>> START GIVEN DATA

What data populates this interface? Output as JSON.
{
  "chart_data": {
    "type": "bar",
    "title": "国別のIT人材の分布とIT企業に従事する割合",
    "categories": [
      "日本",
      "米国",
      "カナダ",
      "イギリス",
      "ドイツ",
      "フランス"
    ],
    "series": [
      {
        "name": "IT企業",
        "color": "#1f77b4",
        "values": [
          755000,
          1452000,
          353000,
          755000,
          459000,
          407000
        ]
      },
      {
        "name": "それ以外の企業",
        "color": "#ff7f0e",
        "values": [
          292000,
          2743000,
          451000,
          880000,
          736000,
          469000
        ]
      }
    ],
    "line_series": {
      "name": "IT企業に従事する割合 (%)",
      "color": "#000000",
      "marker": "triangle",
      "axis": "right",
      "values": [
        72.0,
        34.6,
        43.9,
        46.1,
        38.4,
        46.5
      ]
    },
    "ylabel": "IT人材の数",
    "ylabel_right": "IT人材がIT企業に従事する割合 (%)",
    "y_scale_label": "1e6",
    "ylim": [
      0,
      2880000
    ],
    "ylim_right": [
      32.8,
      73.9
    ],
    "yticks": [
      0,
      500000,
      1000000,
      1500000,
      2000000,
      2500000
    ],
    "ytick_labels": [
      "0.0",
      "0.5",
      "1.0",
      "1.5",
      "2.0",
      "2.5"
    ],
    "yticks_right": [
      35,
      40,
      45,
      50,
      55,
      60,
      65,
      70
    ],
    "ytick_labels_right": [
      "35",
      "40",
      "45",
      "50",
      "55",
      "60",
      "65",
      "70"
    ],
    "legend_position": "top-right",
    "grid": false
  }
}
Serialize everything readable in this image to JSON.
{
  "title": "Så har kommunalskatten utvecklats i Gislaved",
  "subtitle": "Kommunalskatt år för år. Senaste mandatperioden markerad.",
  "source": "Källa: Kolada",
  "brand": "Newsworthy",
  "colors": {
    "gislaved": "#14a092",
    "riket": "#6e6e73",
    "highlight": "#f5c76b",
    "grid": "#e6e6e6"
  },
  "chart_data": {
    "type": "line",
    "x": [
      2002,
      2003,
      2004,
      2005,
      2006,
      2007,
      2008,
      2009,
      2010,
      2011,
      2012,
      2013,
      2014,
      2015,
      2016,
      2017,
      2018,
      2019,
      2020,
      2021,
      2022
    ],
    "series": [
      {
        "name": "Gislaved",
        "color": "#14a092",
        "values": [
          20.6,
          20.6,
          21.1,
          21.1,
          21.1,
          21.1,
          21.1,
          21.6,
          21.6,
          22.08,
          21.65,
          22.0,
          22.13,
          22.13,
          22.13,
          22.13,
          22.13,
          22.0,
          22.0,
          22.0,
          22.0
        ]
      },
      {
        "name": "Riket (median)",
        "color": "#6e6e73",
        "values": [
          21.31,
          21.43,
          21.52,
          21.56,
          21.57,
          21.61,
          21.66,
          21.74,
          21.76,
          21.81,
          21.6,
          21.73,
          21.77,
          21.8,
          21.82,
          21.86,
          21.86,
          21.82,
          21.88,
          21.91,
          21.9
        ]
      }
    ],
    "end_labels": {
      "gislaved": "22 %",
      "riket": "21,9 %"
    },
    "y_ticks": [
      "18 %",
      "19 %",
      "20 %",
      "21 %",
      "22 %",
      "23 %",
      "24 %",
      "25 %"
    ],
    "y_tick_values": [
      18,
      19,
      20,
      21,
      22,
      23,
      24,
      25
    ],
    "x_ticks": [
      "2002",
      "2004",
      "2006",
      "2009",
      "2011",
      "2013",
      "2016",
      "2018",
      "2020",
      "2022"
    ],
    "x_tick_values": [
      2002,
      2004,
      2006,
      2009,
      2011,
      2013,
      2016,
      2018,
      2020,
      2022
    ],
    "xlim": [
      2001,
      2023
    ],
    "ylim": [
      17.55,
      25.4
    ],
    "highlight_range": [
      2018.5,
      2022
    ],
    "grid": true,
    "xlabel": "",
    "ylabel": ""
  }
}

>> END GIVEN DATA

__WHAT IS BEING ASKED__:
From the records, copy every line that has the string "name" in it.

__EXERCISE RESPONSE__:
        "name": "IT企業",
        "name": "それ以外の企業",
      "name": "IT企業に従事する割合 (%)",
        "name": "Gislaved",
        "name": "Riket (median)",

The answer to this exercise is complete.